AIM OF THE TASK:
Return every line below as is, leaving out the pictures.
>> begin
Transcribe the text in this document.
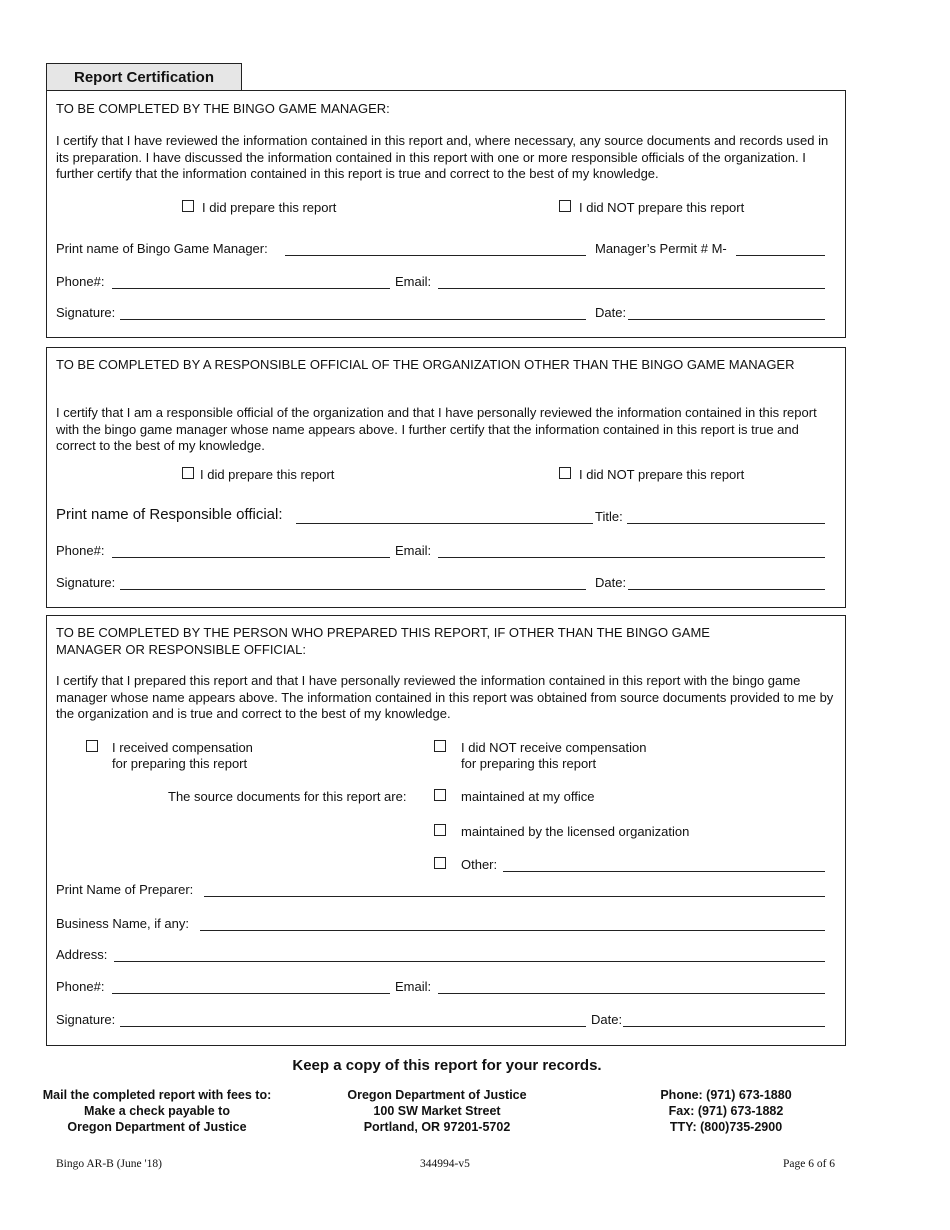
Report Certification
TO BE COMPLETED BY THE BINGO GAME MANAGER:
I certify that I have reviewed the information contained in this report and, where necessary, any source documents and records used in its preparation. I have discussed the information contained in this report with one or more responsible officials of the organization. I further certify that the information contained in this report is true and correct to the best of my knowledge.
I did prepare this report	I did NOT prepare this report
Print name of Bingo Game Manager:	Manager’s Permit # M-
Phone#:	Email:
Signature:	Date:
TO BE COMPLETED BY A RESPONSIBLE OFFICIAL OF THE ORGANIZATION OTHER THAN THE BINGO GAME MANAGER
I certify that I am a responsible official of the organization and that I have personally reviewed the information contained in this report with the bingo game manager whose name appears above. I further certify that the information contained in this report is true and correct to the best of my knowledge.
I did prepare this report	I did NOT prepare this report
Print name of Responsible official:	Title:
Phone#:	Email:
Signature:	Date:
TO BE COMPLETED BY THE PERSON WHO PREPARED THIS REPORT, IF OTHER THAN THE BINGO GAME MANAGER OR RESPONSIBLE OFFICIAL:
I certify that I prepared this report and that I have personally reviewed the information contained in this report with the bingo game manager whose name appears above. The information contained in this report was obtained from source documents provided to me by the organization and is true and correct to the best of my knowledge.
I received compensation
for preparing this report
I did NOT receive compensation
for preparing this report
The source documents for this report are:	maintained at my office
maintained by the licensed organization
Other:
Print Name of Preparer:
Business Name, if any:
Address:
Phone#:	Email:
Signature:	Date:
Keep a copy of this report for your records.
Mail the completed report with fees to:
Make a check payable to
Oregon Department of Justice
Oregon Department of Justice
100 SW Market Street
Portland, OR 97201-5702
Phone: (971) 673-1880
Fax: (971) 673-1882
TTY: (800)735-2900
Bingo AR-B (June '18)	344994-v5	Page 6 of 6
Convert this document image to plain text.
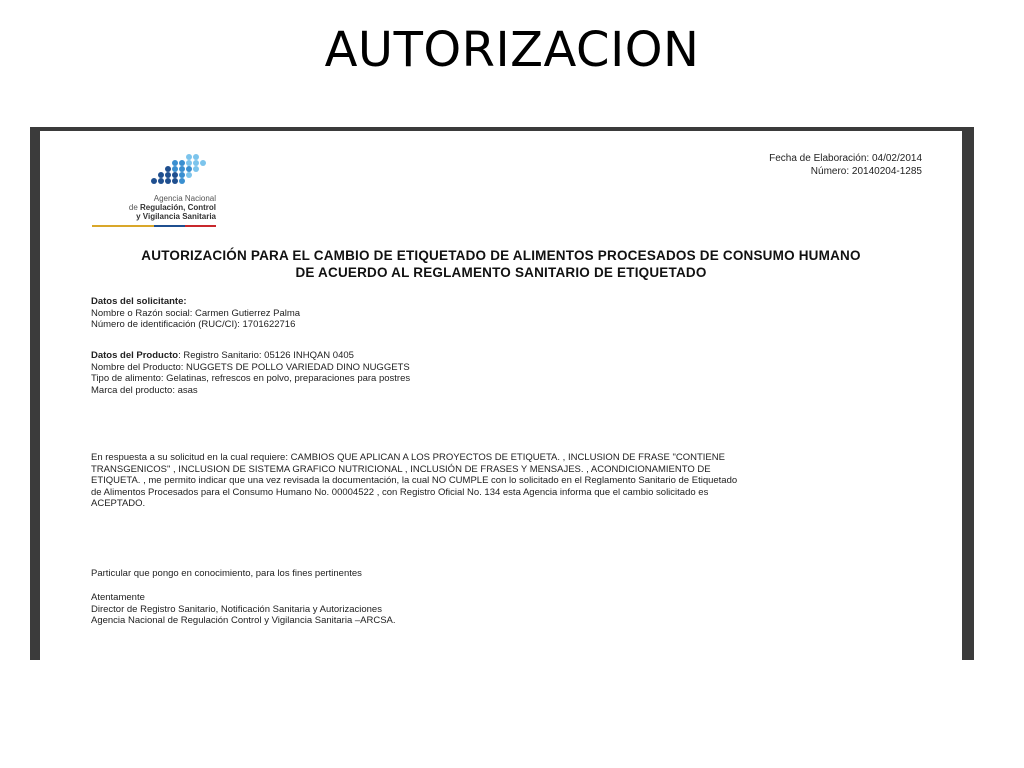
AUTORIZACION
Agencia Nacional
de Regulación, Control
y Vigilancia Sanitaria
Fecha de Elaboración: 04/02/2014
Número: 20140204-1285
AUTORIZACIÓN PARA EL CAMBIO DE ETIQUETADO DE ALIMENTOS PROCESADOS DE CONSUMO HUMANO
DE ACUERDO AL REGLAMENTO SANITARIO DE ETIQUETADO
Datos del solicitante:
Nombre o Razón social: Carmen Gutierrez Palma
Número de identificación (RUC/CI): 1701622716
Datos del Producto: Registro Sanitario: 05126 INHQAN 0405
Nombre del Producto: NUGGETS DE POLLO VARIEDAD DINO NUGGETS
Tipo de alimento: Gelatinas, refrescos en polvo, preparaciones para postres
Marca del producto: asas
En respuesta a su solicitud en la cual requiere: CAMBIOS QUE APLICAN A LOS PROYECTOS DE ETIQUETA. , INCLUSION DE FRASE "CONTIENE
TRANSGENICOS" , INCLUSION DE SISTEMA GRAFICO NUTRICIONAL , INCLUSIÓN DE FRASES Y MENSAJES. , ACONDICIONAMIENTO DE
ETIQUETA. , me permito indicar que una vez revisada la documentación, la cual NO CUMPLE con lo solicitado en el Reglamento Sanitario de Etiquetado
de Alimentos Procesados para el Consumo Humano No. 00004522 , con Registro Oficial No. 134 esta Agencia informa que el cambio solicitado es
ACEPTADO.
Particular que pongo en conocimiento, para los fines pertinentes
Atentamente
Director de Registro Sanitario, Notificación Sanitaria y Autorizaciones
Agencia Nacional de Regulación Control y Vigilancia Sanitaria –ARCSA.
>> end
SOLUTION TO THIS EXERCISE:
Transcribe the text in this document.
Report Certification
TO BE COMPLETED BY THE BINGO GAME MANAGER:
I certify that I have reviewed the information contained in this report and, where necessary, any source documents and records used in its preparation. I have discussed the information contained in this report with one or more responsible officials of the organization. I further certify that the information contained in this report is true and correct to the best of my knowledge.
I did prepare this report	I did NOT prepare this report
Print name of Bingo Game Manager:	Manager’s Permit # M-
Phone#:	Email:
Signature:	Date:
TO BE COMPLETED BY A RESPONSIBLE OFFICIAL OF THE ORGANIZATION OTHER THAN THE BINGO GAME MANAGER
I certify that I am a responsible official of the organization and that I have personally reviewed the information contained in this report with the bingo game manager whose name appears above. I further certify that the information contained in this report is true and correct to the best of my knowledge.
I did prepare this report	I did NOT prepare this report
Print name of Responsible official:	Title:
Phone#:	Email:
Signature:	Date:
TO BE COMPLETED BY THE PERSON WHO PREPARED THIS REPORT, IF OTHER THAN THE BINGO GAME MANAGER OR RESPONSIBLE OFFICIAL:
I certify that I prepared this report and that I have personally reviewed the information contained in this report with the bingo game manager whose name appears above. The information contained in this report was obtained from source documents provided to me by the organization and is true and correct to the best of my knowledge.
I received compensation
for preparing this report
I did NOT receive compensation
for preparing this report
The source documents for this report are:	maintained at my office
maintained by the licensed organization
Other:
Print Name of Preparer:
Business Name, if any:
Address:
Phone#:	Email:
Signature:	Date:
Keep a copy of this report for your records.
Mail the completed report with fees to:
Make a check payable to
Oregon Department of Justice
Oregon Department of Justice
100 SW Market Street
Portland, OR 97201-5702
Phone: (971) 673-1880
Fax: (971) 673-1882
TTY: (800)735-2900
Bingo AR-B (June '18)	344994-v5	Page 6 of 6
Convert this document image to plain text.
AUTORIZACION
Agencia Nacional
de Regulación, Control
y Vigilancia Sanitaria
Fecha de Elaboración: 04/02/2014
Número: 20140204-1285
AUTORIZACIÓN PARA EL CAMBIO DE ETIQUETADO DE ALIMENTOS PROCESADOS DE CONSUMO HUMANO
DE ACUERDO AL REGLAMENTO SANITARIO DE ETIQUETADO
Datos del solicitante:
Nombre o Razón social: Carmen Gutierrez Palma
Número de identificación (RUC/CI): 1701622716
Datos del Producto: Registro Sanitario: 05126 INHQAN 0405
Nombre del Producto: NUGGETS DE POLLO VARIEDAD DINO NUGGETS
Tipo de alimento: Gelatinas, refrescos en polvo, preparaciones para postres
Marca del producto: asas
En respuesta a su solicitud en la cual requiere: CAMBIOS QUE APLICAN A LOS PROYECTOS DE ETIQUETA. , INCLUSION DE FRASE "CONTIENE
TRANSGENICOS" , INCLUSION DE SISTEMA GRAFICO NUTRICIONAL , INCLUSIÓN DE FRASES Y MENSAJES. , ACONDICIONAMIENTO DE
ETIQUETA. , me permito indicar que una vez revisada la documentación, la cual NO CUMPLE con lo solicitado en el Reglamento Sanitario de Etiquetado
de Alimentos Procesados para el Consumo Humano No. 00004522 , con Registro Oficial No. 134 esta Agencia informa que el cambio solicitado es
ACEPTADO.
Particular que pongo en conocimiento, para los fines pertinentes
Atentamente
Director de Registro Sanitario, Notificación Sanitaria y Autorizaciones
Agencia Nacional de Regulación Control y Vigilancia Sanitaria –ARCSA.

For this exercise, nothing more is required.